> _Written request A_
In the article on the McNamara fallacy, what did Robert McNamara use to measure success during the Vietnam War?
> _Written request B_
List every metric that the article on the McNamara fallacy says security dashboards count, track, or report.

> _Document_
________
The McNamara Fallacy in Security Metrics

The McNamara Fallacy in Security Metrics#

During the Vietnam War, Robert McNamara measured success by body counts because they were easy to count. The U.S. was “winning” by every measurable metric while losing the war. Security dashboards do the same thing: we count vulnerabilities, track patch percentages, and report mean time to detect — but the metrics that actually predict breaches are often the ones we never measure.

import numpy as np
import pandas as pd
import matplotlib.pyplot as plt
from scipy import stats

from decision_security.synth import make_rng, sample

rng = make_rng(42)

plt.rcParams.update({
    "font.family": "serif",
    "font.size": 10,
    "axes.labelsize": 11,
    "axes.titlesize": 12,
    "xtick.labelsize": 9,
    "ytick.labelsize": 9,
    "legend.fontsize": 9,
    "figure.dpi": 150,
    "axes.spines.top": False,
    "axes.spines.right": False,
})

PRIMARY = "#1A1A1A"
ACCENT = "#E74C3C"
DARK_BG = "#34495E"
LIGHT_GRAY = "#95A5A6"
MED_GRAY = "#7F8C8D"
VERY_LIGHT = "#BDC3C7"
________
> _Material_

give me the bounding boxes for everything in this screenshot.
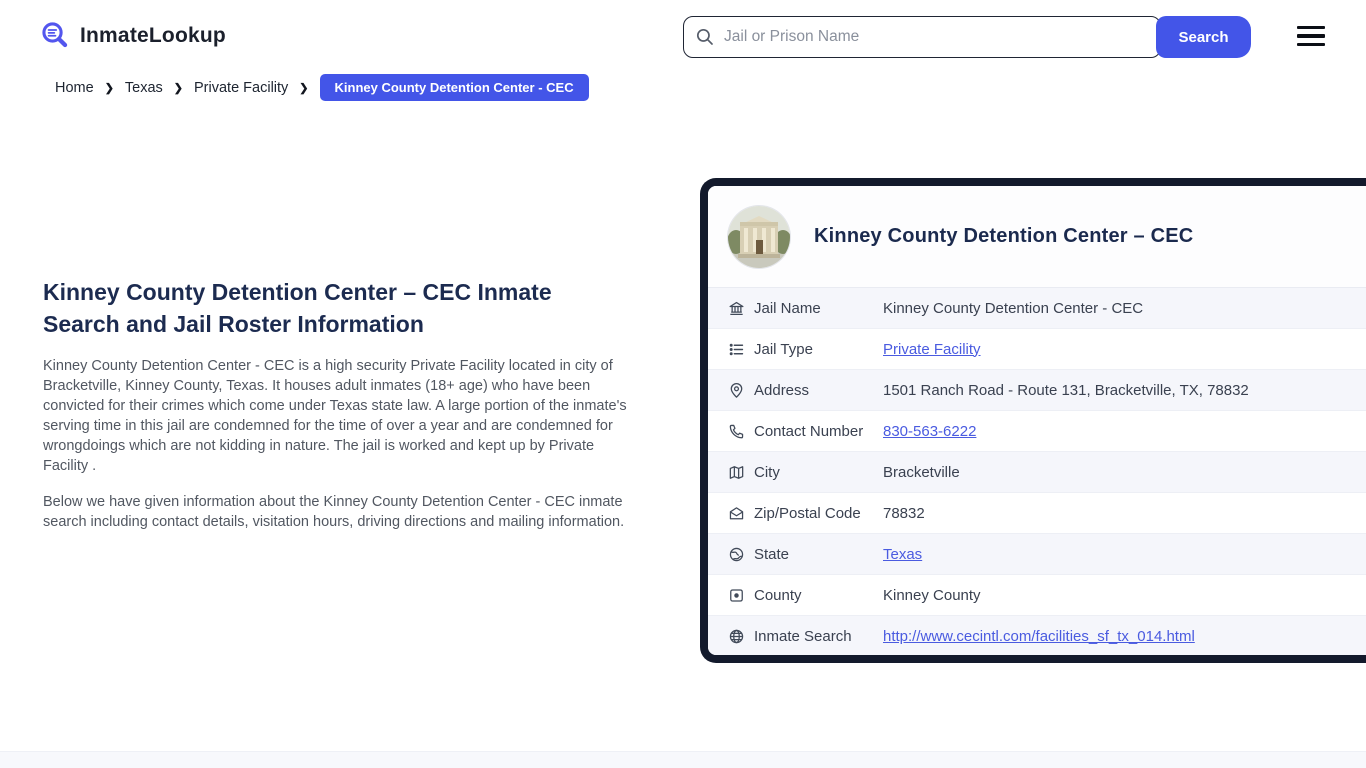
________
> _Correct result A_
Body counts, because they were easy to count.

> _Correct result B_
- Vulnerabilities
- Patch percentages
- Mean time to detect